EXERCISE DIRECTIONS: Return all lines in the material below that contain "title".

── GIVEN RECORDS ──

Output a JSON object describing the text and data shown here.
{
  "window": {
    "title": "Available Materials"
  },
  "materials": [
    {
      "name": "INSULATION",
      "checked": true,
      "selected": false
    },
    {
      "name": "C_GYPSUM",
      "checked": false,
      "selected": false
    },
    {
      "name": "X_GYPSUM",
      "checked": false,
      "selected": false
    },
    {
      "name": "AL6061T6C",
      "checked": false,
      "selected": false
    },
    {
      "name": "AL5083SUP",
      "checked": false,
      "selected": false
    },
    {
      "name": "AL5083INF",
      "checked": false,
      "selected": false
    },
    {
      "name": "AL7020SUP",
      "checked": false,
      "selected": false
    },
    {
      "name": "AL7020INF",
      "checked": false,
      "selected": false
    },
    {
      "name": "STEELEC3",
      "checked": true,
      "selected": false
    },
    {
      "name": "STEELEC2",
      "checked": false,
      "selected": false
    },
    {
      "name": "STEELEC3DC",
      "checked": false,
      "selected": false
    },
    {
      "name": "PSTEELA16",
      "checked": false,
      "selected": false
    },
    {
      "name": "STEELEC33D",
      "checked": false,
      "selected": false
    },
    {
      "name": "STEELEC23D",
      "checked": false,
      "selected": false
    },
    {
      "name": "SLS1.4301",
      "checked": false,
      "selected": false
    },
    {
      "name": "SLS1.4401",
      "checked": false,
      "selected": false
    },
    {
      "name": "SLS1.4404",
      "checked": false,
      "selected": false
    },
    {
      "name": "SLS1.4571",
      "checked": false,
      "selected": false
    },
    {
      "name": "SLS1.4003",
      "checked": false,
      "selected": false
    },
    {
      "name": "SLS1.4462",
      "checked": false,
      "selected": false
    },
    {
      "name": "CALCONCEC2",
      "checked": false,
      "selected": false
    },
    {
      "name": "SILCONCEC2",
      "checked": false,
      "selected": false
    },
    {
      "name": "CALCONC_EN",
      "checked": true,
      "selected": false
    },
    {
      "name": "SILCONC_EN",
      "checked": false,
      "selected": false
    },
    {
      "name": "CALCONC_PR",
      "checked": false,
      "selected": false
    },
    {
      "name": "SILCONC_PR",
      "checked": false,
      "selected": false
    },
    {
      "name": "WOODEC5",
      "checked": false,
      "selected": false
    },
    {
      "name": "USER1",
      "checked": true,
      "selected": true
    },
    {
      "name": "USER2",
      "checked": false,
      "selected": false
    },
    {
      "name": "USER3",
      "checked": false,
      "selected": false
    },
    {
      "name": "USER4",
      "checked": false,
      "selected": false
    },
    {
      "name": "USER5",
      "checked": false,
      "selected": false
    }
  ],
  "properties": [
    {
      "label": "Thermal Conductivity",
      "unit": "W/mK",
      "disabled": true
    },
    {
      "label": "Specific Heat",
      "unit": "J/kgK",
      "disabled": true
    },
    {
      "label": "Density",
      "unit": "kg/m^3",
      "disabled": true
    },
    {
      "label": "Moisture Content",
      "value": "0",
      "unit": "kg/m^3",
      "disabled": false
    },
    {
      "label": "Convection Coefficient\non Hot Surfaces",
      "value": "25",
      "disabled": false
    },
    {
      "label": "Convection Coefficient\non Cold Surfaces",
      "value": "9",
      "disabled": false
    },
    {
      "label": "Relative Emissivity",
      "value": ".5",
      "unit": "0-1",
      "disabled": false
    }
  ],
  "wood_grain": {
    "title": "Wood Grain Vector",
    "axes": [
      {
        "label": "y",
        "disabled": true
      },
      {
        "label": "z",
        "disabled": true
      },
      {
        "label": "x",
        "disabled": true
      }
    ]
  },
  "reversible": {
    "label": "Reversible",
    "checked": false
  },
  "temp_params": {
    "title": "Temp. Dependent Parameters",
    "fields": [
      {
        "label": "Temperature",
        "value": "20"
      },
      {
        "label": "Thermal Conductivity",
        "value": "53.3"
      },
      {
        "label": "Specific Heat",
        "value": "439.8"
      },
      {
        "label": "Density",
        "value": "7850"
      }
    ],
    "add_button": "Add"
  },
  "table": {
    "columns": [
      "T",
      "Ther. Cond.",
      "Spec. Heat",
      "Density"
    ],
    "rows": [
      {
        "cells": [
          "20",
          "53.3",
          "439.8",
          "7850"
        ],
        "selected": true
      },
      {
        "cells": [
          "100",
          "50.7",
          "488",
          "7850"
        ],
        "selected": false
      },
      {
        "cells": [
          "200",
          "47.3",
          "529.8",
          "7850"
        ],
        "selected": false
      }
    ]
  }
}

───

EXERCISE SOLUTION:
    "title": "Available Materials"
    "title": "Wood Grain Vector",
    "title": "Temp. Dependent Parameters",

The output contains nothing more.